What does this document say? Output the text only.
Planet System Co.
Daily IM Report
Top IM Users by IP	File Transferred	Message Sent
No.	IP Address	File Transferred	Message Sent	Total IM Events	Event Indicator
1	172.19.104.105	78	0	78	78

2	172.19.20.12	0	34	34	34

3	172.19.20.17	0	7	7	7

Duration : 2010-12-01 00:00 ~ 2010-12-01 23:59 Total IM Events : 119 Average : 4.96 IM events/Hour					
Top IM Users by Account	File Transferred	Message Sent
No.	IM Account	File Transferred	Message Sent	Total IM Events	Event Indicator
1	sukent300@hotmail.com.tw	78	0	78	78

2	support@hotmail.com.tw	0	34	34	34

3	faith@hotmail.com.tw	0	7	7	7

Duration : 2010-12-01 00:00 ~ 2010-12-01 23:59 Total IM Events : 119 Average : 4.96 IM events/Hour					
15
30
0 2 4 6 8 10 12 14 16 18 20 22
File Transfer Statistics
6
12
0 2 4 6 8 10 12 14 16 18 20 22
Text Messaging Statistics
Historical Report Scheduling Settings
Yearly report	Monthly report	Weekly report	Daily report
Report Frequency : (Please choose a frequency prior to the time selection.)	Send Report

· · · · ·

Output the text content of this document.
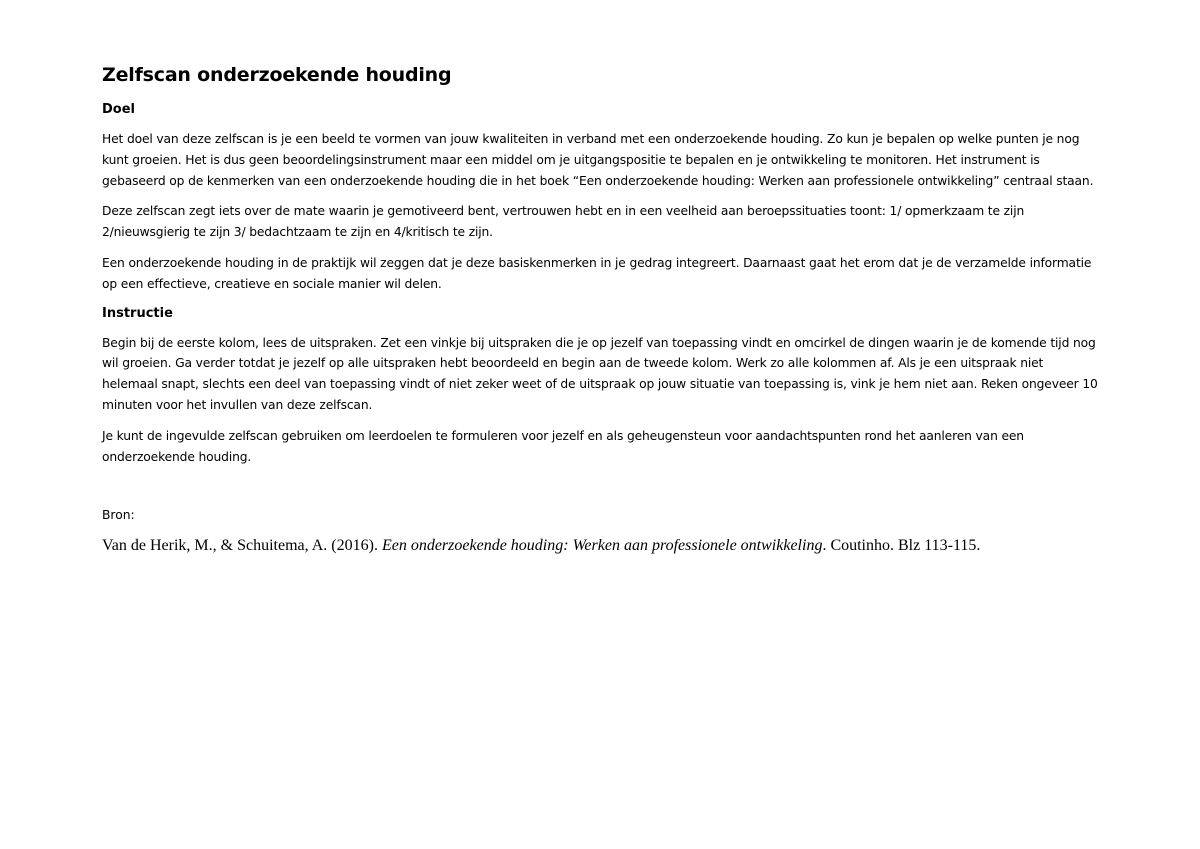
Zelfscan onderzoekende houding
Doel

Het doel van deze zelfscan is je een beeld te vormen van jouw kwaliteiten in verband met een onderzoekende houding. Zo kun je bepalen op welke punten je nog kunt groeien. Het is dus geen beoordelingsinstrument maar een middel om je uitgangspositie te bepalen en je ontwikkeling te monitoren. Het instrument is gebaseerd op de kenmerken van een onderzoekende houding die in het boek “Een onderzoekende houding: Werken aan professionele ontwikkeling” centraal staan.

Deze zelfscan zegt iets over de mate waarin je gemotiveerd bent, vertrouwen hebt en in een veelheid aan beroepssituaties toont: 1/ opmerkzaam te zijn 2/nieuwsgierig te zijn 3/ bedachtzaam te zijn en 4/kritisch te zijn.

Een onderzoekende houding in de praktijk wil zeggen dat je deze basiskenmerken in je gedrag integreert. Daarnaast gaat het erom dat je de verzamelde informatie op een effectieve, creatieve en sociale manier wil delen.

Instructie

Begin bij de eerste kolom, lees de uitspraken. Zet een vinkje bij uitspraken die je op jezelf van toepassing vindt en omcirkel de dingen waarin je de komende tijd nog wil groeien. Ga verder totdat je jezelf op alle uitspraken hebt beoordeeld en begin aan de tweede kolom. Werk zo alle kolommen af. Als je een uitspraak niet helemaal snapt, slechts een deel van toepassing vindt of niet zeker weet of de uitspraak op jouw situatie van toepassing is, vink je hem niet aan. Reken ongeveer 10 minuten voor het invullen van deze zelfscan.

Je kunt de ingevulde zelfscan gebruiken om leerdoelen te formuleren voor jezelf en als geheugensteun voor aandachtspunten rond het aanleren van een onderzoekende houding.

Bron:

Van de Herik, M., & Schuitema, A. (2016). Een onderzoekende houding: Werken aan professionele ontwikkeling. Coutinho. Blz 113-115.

· · · · ·

▶ **Goal of the exercise**:
Return, from the data, each line that has the word "Statistics" in it.

▶ **Written response**:
File Transfer Statistics
Text Messaging Statistics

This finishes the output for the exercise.